**Request:**
Go through the material and tally the lines containing the string "type". Give the total alone.

═════ Working data ═════

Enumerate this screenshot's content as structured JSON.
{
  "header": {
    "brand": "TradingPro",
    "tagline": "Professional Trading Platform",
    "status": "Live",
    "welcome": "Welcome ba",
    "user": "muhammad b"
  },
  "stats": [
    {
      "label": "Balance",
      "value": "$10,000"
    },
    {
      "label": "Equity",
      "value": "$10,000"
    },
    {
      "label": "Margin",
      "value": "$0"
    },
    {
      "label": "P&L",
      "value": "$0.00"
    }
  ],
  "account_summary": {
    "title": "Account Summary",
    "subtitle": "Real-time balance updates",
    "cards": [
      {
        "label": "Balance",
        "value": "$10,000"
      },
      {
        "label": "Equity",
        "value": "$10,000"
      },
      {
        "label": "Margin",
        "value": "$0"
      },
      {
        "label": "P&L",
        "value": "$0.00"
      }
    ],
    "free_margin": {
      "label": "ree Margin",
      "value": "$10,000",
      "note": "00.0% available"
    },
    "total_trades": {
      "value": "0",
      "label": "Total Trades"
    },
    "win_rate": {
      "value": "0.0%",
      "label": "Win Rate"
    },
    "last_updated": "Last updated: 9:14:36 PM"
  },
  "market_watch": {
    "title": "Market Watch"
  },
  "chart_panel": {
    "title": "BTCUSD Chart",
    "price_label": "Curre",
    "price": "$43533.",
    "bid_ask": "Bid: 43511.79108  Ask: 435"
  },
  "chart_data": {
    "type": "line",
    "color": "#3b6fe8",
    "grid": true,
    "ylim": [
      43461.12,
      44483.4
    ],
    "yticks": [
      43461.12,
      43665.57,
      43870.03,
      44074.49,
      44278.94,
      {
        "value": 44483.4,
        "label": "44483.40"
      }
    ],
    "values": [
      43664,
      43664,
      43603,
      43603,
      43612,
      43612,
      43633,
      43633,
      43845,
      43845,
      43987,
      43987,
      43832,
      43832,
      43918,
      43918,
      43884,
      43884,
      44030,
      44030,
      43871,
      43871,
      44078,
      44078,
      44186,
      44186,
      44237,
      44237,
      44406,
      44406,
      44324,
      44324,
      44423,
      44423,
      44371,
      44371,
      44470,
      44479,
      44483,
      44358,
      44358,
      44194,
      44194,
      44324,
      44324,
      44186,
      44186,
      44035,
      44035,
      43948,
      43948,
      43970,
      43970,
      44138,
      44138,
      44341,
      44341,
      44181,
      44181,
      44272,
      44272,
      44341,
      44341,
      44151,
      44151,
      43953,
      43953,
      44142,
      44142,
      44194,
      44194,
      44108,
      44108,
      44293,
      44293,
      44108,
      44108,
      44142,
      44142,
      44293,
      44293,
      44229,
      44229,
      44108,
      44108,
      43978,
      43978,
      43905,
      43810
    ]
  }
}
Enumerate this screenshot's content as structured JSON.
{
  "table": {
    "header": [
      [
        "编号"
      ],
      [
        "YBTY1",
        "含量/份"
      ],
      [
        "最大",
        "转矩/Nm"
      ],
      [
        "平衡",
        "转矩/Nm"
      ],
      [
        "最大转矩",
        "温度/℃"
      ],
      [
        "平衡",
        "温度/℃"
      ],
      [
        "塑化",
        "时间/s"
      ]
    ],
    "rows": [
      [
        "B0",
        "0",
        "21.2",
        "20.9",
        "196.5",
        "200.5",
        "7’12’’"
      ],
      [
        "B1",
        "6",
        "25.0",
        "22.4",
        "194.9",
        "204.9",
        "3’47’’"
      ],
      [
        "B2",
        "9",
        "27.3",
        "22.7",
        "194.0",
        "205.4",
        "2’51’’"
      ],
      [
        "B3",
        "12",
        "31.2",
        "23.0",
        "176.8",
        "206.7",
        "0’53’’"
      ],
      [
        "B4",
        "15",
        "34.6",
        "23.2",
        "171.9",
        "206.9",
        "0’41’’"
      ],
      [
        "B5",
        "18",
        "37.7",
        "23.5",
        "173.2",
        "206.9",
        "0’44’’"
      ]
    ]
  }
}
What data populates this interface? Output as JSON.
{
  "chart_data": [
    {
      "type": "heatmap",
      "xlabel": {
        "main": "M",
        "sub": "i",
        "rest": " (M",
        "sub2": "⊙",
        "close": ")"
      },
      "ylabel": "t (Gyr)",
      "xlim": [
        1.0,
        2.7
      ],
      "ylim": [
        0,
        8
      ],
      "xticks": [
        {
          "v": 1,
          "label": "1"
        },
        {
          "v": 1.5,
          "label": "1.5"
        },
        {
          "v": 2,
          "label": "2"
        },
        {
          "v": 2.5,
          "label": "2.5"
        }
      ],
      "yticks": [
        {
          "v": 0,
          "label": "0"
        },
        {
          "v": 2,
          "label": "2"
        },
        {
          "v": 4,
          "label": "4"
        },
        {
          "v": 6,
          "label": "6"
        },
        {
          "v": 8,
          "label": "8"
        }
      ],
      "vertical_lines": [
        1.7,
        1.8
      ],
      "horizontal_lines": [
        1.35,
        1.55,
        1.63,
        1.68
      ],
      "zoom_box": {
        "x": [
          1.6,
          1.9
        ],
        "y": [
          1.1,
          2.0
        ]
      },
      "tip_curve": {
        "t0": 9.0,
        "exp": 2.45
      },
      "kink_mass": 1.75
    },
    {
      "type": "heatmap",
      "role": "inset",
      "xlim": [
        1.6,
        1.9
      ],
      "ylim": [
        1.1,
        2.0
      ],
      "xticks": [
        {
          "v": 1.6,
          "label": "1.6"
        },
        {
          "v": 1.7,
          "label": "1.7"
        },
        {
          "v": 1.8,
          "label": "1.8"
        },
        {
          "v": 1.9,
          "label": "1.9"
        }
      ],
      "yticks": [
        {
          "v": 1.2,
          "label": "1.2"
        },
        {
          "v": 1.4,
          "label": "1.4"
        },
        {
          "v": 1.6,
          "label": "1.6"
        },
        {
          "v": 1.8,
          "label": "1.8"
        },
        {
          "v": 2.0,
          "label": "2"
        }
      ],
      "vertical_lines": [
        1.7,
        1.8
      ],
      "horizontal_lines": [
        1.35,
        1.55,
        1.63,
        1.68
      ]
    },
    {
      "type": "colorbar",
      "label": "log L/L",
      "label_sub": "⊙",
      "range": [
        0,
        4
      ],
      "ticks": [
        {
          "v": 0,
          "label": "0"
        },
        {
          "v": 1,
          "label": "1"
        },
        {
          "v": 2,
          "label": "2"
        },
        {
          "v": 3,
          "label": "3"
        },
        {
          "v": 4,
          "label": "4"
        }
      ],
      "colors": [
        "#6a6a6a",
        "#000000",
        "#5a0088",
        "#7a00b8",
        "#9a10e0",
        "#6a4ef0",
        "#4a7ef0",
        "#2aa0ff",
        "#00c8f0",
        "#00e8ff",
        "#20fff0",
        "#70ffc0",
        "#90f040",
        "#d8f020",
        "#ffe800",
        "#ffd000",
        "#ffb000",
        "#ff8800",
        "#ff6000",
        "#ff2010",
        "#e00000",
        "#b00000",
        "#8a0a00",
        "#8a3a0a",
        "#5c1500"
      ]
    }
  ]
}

═════

**Answer:**
4